Every line holding the string "protein" is to be copied from the entries below.

Figure record listings:
= Beginning of Section =
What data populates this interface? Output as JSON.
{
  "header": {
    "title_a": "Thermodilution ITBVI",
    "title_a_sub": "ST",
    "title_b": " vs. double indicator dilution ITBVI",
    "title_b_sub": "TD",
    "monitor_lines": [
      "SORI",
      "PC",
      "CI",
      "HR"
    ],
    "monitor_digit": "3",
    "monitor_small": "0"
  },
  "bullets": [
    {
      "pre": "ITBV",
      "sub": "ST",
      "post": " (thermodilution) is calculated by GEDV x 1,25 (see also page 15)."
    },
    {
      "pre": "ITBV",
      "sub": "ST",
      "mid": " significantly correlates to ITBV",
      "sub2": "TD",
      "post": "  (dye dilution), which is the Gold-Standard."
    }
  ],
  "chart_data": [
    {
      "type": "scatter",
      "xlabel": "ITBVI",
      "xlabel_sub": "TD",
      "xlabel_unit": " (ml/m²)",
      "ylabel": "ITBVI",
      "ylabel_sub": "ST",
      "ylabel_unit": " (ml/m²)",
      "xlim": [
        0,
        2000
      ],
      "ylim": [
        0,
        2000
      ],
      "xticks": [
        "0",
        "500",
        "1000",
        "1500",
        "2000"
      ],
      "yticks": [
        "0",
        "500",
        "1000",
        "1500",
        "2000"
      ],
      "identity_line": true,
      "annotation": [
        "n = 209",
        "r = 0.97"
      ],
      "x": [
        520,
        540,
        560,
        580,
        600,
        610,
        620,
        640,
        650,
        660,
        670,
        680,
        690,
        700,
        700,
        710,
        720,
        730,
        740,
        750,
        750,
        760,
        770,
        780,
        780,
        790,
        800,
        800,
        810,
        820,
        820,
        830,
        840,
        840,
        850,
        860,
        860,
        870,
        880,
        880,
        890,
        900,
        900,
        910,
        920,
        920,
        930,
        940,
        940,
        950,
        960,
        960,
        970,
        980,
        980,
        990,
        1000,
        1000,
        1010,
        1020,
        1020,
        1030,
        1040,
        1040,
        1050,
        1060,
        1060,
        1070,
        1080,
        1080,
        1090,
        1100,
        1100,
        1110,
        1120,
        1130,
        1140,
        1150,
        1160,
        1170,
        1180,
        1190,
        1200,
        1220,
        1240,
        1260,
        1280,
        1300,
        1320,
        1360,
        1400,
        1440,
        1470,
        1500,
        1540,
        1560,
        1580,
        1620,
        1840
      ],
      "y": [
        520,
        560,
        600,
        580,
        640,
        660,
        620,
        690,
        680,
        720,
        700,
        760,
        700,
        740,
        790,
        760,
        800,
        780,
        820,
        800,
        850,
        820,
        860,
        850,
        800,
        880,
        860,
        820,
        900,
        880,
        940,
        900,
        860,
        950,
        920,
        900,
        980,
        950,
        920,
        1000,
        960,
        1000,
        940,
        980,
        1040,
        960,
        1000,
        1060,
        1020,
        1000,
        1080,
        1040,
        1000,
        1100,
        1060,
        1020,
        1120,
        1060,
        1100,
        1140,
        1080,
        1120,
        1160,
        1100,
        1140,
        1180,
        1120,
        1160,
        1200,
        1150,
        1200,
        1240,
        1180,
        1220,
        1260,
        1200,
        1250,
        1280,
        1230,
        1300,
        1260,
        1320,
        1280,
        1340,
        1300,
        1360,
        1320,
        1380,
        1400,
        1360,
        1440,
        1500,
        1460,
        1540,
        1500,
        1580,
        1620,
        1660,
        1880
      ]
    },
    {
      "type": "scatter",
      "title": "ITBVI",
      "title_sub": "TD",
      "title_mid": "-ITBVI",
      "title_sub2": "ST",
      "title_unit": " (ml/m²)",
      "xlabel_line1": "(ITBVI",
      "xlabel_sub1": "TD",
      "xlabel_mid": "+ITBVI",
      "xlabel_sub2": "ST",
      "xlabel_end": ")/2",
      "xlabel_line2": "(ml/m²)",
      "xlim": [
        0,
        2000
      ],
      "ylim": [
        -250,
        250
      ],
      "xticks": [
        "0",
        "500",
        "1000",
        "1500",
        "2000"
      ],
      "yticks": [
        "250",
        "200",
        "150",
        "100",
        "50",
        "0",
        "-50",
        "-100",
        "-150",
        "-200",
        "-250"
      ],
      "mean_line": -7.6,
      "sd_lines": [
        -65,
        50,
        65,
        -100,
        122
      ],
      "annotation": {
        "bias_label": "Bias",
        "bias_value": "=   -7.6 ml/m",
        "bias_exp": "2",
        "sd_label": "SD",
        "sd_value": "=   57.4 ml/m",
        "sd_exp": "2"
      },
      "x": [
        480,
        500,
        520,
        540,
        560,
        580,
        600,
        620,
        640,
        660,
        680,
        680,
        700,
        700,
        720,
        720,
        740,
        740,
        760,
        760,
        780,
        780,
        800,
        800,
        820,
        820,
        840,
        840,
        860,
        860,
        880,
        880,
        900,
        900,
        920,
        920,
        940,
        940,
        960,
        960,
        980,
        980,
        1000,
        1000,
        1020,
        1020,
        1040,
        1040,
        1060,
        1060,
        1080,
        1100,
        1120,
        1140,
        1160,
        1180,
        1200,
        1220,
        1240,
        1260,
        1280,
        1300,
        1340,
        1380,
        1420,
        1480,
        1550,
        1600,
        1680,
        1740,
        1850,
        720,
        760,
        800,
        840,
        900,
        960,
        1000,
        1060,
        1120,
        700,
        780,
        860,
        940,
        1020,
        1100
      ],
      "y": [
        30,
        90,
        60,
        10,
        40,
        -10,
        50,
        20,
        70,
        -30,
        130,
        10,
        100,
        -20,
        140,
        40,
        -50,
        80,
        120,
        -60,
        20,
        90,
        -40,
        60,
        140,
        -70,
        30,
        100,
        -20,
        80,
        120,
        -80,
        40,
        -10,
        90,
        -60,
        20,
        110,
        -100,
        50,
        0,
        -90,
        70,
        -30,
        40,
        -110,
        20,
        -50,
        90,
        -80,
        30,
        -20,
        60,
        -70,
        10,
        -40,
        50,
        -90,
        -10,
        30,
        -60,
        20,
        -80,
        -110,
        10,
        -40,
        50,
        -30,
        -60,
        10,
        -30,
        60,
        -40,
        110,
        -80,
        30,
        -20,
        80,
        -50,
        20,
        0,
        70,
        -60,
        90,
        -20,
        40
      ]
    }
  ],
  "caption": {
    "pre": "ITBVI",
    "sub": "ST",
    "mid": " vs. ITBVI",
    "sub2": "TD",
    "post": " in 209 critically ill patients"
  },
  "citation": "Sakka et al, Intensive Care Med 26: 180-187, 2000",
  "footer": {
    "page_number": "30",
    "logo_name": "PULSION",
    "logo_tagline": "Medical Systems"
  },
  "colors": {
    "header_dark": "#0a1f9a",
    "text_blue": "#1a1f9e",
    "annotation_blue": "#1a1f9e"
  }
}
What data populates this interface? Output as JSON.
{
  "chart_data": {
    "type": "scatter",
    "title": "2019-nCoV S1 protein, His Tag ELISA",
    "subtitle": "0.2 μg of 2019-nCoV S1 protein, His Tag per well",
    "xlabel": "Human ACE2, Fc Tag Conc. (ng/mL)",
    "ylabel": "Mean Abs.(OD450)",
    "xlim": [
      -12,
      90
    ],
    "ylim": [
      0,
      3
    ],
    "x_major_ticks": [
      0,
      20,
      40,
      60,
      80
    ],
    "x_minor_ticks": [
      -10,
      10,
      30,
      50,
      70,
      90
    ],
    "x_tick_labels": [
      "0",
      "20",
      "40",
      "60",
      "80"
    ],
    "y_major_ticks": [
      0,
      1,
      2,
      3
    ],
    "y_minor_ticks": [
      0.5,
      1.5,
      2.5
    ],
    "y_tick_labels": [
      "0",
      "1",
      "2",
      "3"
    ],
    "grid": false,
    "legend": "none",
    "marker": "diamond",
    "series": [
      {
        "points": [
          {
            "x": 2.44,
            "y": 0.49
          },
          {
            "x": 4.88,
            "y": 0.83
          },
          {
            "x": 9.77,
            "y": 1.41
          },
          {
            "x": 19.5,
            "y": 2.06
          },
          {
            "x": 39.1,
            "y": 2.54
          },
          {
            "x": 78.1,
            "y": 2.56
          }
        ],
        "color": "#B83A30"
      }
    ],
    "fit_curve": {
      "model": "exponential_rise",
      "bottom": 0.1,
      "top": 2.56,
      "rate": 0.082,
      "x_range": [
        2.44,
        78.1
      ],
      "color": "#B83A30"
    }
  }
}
= End of Section =
▶ THE ANSWER
    "title": "2019-nCoV S1 protein, His Tag ELISA",
    "subtitle": "0.2 μg of 2019-nCoV S1 protein, His Tag per well",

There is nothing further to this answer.